**Problem details**
From the line with "Convert this document image to plain text." through the final line, please write out the listing exactly, including both of those lines.

___

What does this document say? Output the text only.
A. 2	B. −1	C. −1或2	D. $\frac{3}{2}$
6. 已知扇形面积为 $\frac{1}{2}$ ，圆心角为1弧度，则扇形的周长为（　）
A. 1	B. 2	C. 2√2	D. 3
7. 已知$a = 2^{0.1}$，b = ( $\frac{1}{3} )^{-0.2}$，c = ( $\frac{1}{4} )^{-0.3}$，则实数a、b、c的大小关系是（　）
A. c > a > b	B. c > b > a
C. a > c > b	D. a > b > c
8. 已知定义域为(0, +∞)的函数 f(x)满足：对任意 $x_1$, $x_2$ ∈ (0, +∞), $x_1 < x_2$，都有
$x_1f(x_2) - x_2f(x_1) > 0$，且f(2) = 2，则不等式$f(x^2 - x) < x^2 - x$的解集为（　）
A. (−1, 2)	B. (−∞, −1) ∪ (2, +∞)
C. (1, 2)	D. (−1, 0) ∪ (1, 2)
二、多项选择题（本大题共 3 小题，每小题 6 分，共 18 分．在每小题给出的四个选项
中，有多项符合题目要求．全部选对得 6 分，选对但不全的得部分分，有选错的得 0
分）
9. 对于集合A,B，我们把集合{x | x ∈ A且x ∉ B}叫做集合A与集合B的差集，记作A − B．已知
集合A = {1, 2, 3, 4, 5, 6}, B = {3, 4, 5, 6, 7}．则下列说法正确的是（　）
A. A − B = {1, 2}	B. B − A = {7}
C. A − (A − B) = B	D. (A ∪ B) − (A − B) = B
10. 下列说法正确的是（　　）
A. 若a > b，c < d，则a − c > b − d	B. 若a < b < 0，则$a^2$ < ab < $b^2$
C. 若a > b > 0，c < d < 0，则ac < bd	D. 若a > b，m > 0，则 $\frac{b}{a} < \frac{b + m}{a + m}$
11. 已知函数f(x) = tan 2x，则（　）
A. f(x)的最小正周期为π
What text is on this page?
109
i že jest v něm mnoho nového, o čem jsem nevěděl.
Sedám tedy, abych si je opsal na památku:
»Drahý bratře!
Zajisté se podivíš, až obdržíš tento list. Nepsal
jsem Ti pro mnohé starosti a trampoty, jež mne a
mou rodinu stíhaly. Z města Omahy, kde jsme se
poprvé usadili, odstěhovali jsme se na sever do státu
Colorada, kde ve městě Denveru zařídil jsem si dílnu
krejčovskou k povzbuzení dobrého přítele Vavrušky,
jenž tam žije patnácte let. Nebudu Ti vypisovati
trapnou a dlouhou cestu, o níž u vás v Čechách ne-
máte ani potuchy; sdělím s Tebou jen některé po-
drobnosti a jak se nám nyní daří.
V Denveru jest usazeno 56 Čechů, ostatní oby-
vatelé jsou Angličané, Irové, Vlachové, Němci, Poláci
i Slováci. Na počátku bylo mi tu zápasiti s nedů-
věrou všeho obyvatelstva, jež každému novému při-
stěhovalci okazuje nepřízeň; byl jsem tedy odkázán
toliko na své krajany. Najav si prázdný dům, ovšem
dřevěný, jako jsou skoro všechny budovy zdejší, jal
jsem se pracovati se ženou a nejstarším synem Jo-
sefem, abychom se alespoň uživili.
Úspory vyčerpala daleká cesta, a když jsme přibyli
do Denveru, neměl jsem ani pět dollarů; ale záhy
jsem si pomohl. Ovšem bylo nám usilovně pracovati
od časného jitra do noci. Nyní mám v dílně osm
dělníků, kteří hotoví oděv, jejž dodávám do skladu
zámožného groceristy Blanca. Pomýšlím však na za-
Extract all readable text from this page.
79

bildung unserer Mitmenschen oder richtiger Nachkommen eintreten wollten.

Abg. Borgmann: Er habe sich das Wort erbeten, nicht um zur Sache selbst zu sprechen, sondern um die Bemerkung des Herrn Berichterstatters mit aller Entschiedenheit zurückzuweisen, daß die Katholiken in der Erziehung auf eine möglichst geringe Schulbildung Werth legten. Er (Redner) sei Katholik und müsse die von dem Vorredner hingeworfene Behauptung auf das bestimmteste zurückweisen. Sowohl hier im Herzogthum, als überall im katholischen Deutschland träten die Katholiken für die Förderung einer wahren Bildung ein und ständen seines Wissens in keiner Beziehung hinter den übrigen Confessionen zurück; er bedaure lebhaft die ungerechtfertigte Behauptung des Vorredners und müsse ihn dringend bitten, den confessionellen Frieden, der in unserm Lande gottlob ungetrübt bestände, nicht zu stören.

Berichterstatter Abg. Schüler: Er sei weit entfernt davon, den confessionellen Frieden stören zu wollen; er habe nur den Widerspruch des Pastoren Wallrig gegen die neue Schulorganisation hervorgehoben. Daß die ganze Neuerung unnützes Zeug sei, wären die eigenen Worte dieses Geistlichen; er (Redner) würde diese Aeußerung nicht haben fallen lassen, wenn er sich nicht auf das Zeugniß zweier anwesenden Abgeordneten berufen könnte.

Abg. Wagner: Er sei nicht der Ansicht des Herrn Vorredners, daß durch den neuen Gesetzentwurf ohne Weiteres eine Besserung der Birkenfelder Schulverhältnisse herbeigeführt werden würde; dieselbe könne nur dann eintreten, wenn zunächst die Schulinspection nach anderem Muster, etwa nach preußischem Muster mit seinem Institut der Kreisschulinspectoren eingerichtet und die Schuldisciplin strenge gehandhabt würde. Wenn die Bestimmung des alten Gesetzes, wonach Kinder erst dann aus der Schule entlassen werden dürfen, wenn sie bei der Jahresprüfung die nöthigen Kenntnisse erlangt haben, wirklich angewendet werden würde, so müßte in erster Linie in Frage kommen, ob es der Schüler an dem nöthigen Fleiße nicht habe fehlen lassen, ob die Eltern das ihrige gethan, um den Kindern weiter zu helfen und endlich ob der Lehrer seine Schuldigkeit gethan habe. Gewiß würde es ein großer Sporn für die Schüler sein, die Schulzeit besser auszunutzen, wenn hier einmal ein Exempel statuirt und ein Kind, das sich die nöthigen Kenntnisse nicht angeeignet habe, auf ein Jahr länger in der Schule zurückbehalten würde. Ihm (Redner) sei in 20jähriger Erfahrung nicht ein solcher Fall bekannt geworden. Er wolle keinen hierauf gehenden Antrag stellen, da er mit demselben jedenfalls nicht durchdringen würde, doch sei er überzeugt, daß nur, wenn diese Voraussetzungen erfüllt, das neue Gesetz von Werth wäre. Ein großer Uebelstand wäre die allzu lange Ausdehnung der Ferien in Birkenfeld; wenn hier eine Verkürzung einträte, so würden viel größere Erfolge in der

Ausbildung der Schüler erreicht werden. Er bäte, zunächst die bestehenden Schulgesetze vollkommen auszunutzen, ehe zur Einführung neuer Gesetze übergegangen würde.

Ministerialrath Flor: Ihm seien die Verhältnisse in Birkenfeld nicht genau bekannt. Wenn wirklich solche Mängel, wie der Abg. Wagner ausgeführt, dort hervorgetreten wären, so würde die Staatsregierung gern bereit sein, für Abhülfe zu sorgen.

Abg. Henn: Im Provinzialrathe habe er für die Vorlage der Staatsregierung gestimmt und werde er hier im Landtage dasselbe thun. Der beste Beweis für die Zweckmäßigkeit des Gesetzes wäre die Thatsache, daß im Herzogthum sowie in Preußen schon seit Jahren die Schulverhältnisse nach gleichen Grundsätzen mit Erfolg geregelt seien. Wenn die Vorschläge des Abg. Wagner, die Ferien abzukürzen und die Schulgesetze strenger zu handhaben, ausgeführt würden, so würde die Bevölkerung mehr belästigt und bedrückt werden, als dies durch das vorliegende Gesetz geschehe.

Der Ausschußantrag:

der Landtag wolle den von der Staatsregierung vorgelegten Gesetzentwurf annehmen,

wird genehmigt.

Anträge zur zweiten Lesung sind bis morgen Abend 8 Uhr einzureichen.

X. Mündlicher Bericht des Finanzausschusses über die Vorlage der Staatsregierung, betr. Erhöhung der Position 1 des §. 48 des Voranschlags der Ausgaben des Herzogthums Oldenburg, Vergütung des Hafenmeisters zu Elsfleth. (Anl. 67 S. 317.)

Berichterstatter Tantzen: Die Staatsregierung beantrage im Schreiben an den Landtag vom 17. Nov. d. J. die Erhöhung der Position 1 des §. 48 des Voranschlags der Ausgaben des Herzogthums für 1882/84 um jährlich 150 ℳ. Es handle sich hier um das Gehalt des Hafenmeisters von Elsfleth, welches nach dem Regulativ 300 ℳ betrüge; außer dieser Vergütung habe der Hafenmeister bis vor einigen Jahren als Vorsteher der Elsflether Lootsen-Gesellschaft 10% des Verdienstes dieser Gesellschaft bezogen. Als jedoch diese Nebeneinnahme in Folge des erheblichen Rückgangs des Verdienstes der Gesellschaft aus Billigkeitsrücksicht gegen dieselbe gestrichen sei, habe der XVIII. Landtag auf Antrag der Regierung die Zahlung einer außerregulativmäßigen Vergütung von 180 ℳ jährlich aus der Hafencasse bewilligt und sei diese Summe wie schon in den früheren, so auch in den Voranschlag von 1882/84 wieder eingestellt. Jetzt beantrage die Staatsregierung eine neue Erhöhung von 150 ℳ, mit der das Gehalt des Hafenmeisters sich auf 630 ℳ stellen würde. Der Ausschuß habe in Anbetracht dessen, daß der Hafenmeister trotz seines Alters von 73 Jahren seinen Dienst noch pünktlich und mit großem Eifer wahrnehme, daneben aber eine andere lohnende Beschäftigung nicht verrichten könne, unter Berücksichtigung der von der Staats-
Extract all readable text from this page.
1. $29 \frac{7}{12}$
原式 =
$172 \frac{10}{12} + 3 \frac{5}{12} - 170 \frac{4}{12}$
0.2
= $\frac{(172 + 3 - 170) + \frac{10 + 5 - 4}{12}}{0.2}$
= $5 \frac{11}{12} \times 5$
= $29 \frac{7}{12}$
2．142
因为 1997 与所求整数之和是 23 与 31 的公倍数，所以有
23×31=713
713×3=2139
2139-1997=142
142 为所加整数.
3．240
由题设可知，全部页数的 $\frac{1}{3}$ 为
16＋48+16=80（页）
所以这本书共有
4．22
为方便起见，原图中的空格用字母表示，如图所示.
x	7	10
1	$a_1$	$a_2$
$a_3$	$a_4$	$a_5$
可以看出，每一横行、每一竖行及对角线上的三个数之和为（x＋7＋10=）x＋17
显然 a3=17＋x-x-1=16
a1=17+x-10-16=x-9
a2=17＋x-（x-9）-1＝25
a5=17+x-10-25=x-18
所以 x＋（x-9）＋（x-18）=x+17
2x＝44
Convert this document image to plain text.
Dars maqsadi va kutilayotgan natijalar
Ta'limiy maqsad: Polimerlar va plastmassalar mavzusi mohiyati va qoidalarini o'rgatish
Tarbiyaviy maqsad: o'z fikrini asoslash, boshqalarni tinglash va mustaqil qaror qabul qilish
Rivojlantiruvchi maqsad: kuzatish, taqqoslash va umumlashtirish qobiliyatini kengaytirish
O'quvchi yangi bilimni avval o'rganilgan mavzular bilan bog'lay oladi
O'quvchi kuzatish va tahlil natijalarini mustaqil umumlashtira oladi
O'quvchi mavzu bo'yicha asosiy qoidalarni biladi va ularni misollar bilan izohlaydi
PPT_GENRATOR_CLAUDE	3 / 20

___

**The solution**
Convert this document image to plain text.
Dars maqsadi va kutilayotgan natijalar
Ta'limiy maqsad: Polimerlar va plastmassalar mavzusi mohiyati va qoidalarini o'rgatish
Tarbiyaviy maqsad: o'z fikrini asoslash, boshqalarni tinglash va mustaqil qaror qabul qilish
Rivojlantiruvchi maqsad: kuzatish, taqqoslash va umumlashtirish qobiliyatini kengaytirish
O'quvchi yangi bilimni avval o'rganilgan mavzular bilan bog'lay oladi
O'quvchi kuzatish va tahlil natijalarini mustaqil umumlashtira oladi
O'quvchi mavzu bo'yicha asosiy qoidalarni biladi va ularni misollar bilan izohlaydi
PPT_GENRATOR_CLAUDE	3 / 20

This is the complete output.